Problem statement | In the material below, find all lines with the string "this" and copy them.

Data lines |
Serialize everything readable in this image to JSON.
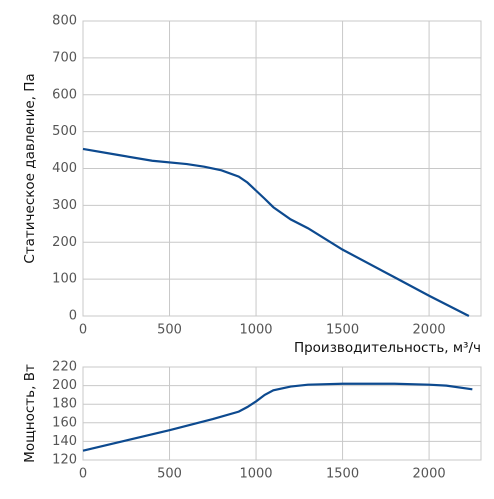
{
  "chart_data": [
    {
      "type": "line",
      "y_label": "Статическое давление, Па",
      "x_label": "Производительность, м³/ч",
      "x": [
        0,
        200,
        400,
        600,
        700,
        800,
        900,
        950,
        1000,
        1050,
        1100,
        1200,
        1300,
        1500,
        1800,
        2000,
        2230
      ],
      "series": [
        {
          "color": "#0d4a8f",
          "values": [
            453,
            437,
            421,
            412,
            405,
            395,
            378,
            362,
            340,
            318,
            295,
            262,
            238,
            180,
            105,
            55,
            0
          ]
        }
      ],
      "xlim": [
        0,
        2300
      ],
      "xticks": [
        0,
        500,
        1000,
        1500,
        2000
      ],
      "ylim": [
        0,
        800
      ],
      "yticks": [
        0,
        100,
        200,
        300,
        400,
        500,
        600,
        700,
        800
      ],
      "grid": true
    },
    {
      "type": "line",
      "y_label": "Мощность, Вт",
      "x": [
        0,
        250,
        500,
        750,
        900,
        950,
        1000,
        1050,
        1100,
        1200,
        1300,
        1500,
        1800,
        2000,
        2100,
        2250
      ],
      "series": [
        {
          "color": "#0d4a8f",
          "values": [
            130,
            141,
            152,
            164,
            172,
            177,
            183,
            190,
            195,
            199,
            201,
            202,
            202,
            201,
            200,
            196
          ]
        }
      ],
      "xlim": [
        0,
        2300
      ],
      "xticks": [
        0,
        500,
        1000,
        1500,
        2000
      ],
      "ylim": [
        120,
        220
      ],
      "yticks": [
        120,
        140,
        160,
        180,
        200,
        220
      ],
      "grid": true
    }
  ]
}
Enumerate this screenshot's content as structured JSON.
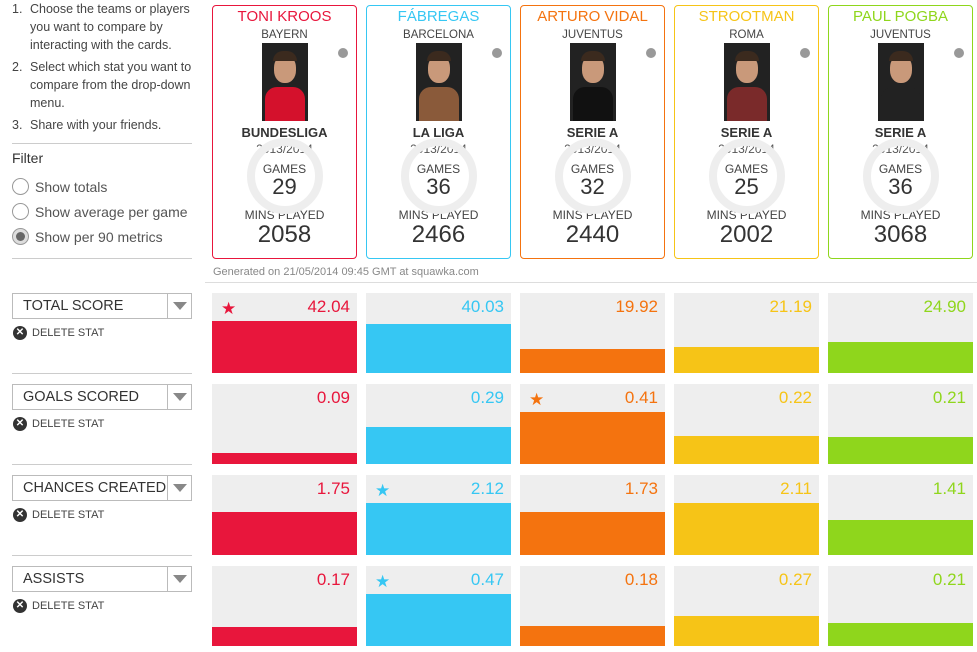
{
  "instructions": [
    {
      "num": "1.",
      "text": "Choose the teams or players you want to compare by interacting with the cards."
    },
    {
      "num": "2.",
      "text": "Select which stat you want to compare from the drop-down menu."
    },
    {
      "num": "3.",
      "text": "Share with your friends."
    }
  ],
  "filter": {
    "title": "Filter",
    "options": [
      "Show totals",
      "Show average per game",
      "Show per 90 metrics"
    ],
    "selected": 2
  },
  "labels": {
    "games": "GAMES",
    "mins": "MINS PLAYED"
  },
  "players": [
    {
      "name": "TONI KROOS",
      "team": "BAYERN",
      "league": "BUNDESLIGA",
      "season": "2013/2014",
      "games": "29",
      "mins": "2058",
      "color": "#e8163c",
      "kit": "#d4112c",
      "icon": "club-badge-icon"
    },
    {
      "name": "FÁBREGAS",
      "team": "BARCELONA",
      "league": "LA LIGA",
      "season": "2013/2014",
      "games": "36",
      "mins": "2466",
      "color": "#36c7f3",
      "kit": "#8a5a3a",
      "icon": "club-badge-icon"
    },
    {
      "name": "ARTURO VIDAL",
      "team": "JUVENTUS",
      "league": "SERIE A",
      "season": "2013/2014",
      "games": "32",
      "mins": "2440",
      "color": "#f4730f",
      "kit": "#111111",
      "icon": "club-badge-icon"
    },
    {
      "name": "STROOTMAN",
      "team": "ROMA",
      "league": "SERIE A",
      "season": "2013/2014",
      "games": "25",
      "mins": "2002",
      "color": "#f6c417",
      "kit": "#7a2a2a",
      "icon": "club-badge-icon"
    },
    {
      "name": "PAUL POGBA",
      "team": "JUVENTUS",
      "league": "SERIE A",
      "season": "2013/2014",
      "games": "36",
      "mins": "3068",
      "color": "#8fd61c",
      "kit": "#222222",
      "icon": "club-badge-icon"
    }
  ],
  "generated": "Generated on 21/05/2014 09:45 GMT at squawka.com",
  "delete_label": "DELETE STAT",
  "stats": [
    {
      "label": "TOTAL SCORE",
      "values": [
        "42.04",
        "40.03",
        "19.92",
        "21.19",
        "24.90"
      ],
      "fill": [
        1.0,
        0.95,
        0.47,
        0.5,
        0.59
      ],
      "star": 0
    },
    {
      "label": "GOALS SCORED",
      "values": [
        "0.09",
        "0.29",
        "0.41",
        "0.22",
        "0.21"
      ],
      "fill": [
        0.22,
        0.71,
        1.0,
        0.54,
        0.51
      ],
      "star": 2
    },
    {
      "label": "CHANCES CREATED",
      "values": [
        "1.75",
        "2.12",
        "1.73",
        "2.11",
        "1.41"
      ],
      "fill": [
        0.83,
        1.0,
        0.82,
        1.0,
        0.67
      ],
      "star": 1
    },
    {
      "label": "ASSISTS",
      "values": [
        "0.17",
        "0.47",
        "0.18",
        "0.27",
        "0.21"
      ],
      "fill": [
        0.36,
        1.0,
        0.38,
        0.57,
        0.45
      ],
      "star": 1
    }
  ]
}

Correct output |
Serialize everything readable in this image to JSON.
Enumerate this screenshot's content as structured JSON.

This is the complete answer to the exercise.